▶ [PROVIDED RECORDS]:
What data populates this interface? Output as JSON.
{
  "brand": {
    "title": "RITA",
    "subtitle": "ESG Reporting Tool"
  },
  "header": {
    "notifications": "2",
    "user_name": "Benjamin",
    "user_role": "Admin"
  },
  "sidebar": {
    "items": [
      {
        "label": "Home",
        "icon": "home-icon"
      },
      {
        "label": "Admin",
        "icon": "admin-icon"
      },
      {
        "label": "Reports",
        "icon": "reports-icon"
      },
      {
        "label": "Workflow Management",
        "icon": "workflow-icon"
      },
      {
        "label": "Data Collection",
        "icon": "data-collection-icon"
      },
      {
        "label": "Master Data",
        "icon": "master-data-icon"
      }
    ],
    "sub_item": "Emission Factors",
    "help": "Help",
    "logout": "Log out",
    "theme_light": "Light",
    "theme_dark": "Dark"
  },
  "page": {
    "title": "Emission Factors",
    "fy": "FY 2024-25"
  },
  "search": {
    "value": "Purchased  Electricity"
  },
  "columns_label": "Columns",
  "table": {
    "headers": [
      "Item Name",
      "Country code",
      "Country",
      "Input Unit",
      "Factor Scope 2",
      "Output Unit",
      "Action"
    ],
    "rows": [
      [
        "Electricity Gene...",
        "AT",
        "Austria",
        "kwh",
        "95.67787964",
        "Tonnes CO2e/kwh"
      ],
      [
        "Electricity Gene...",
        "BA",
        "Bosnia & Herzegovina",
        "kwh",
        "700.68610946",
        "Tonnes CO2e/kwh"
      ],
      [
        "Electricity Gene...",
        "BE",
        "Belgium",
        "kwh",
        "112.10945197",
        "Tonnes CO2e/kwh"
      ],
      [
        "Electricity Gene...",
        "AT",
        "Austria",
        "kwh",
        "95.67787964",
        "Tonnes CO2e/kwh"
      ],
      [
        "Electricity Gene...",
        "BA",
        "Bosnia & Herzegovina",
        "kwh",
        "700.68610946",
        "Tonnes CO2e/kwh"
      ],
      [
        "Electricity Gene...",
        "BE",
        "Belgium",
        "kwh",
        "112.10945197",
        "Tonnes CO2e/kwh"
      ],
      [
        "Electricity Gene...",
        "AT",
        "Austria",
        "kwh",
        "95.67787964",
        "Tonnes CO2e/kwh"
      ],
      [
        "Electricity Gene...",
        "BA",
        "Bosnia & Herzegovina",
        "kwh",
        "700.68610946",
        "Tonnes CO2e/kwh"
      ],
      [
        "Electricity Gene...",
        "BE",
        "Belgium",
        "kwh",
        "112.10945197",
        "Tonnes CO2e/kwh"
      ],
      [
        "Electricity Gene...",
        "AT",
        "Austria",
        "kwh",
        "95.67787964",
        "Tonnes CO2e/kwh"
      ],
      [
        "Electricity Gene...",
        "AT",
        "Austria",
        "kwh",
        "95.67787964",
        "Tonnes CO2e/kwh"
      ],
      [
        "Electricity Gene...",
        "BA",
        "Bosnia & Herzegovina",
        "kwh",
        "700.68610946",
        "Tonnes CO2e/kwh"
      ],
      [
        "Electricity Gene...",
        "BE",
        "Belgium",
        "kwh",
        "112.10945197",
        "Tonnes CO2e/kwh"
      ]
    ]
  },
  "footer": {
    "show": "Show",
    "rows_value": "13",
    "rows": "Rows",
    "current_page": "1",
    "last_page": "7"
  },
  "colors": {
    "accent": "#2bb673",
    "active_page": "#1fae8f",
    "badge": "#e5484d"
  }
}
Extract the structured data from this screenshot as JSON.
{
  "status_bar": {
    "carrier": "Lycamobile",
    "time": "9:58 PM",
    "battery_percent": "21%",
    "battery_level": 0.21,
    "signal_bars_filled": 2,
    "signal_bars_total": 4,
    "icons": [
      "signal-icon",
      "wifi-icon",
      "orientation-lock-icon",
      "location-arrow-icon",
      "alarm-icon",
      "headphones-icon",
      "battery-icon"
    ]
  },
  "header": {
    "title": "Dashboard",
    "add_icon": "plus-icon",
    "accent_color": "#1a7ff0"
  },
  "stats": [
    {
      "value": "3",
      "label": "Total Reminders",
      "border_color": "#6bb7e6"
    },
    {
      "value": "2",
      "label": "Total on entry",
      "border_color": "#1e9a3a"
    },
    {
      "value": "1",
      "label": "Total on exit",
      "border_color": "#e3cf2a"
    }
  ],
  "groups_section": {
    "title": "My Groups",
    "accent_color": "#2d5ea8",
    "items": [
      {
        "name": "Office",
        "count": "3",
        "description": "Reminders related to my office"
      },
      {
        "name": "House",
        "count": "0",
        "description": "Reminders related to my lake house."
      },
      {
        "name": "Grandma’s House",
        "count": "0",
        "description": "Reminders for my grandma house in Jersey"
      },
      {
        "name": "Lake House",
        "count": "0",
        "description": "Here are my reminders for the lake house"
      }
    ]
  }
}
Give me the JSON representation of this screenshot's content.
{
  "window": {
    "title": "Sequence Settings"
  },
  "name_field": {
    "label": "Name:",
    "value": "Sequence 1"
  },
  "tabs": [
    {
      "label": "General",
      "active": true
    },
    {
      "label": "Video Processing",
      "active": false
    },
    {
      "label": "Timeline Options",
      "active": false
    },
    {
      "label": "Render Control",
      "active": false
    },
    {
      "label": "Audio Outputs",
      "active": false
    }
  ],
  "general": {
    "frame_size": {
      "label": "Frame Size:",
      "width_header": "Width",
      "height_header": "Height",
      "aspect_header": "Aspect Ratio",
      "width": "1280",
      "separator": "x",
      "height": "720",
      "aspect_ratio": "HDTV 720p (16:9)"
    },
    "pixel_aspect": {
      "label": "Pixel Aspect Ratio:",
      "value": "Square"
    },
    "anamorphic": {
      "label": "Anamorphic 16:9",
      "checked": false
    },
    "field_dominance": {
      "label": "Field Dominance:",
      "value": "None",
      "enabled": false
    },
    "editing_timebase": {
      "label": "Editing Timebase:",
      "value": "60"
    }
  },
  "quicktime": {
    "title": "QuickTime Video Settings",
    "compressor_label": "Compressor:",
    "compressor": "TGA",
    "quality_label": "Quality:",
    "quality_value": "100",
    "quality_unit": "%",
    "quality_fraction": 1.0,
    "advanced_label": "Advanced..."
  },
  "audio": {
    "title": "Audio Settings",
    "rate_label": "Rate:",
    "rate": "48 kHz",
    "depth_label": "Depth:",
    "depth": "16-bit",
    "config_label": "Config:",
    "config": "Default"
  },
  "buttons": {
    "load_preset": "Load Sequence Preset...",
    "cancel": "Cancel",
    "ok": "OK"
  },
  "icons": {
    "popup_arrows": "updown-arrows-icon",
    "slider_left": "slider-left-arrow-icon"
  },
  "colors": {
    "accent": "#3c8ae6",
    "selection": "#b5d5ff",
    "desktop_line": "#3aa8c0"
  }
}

▶ [INSTRUCTIONS FOR THE TASK]: Gather each line from the entries above that includes the word "Video".

▶ [WORKED ANSWER]:
      "label": "Video Processing",
    "title": "QuickTime Video Settings",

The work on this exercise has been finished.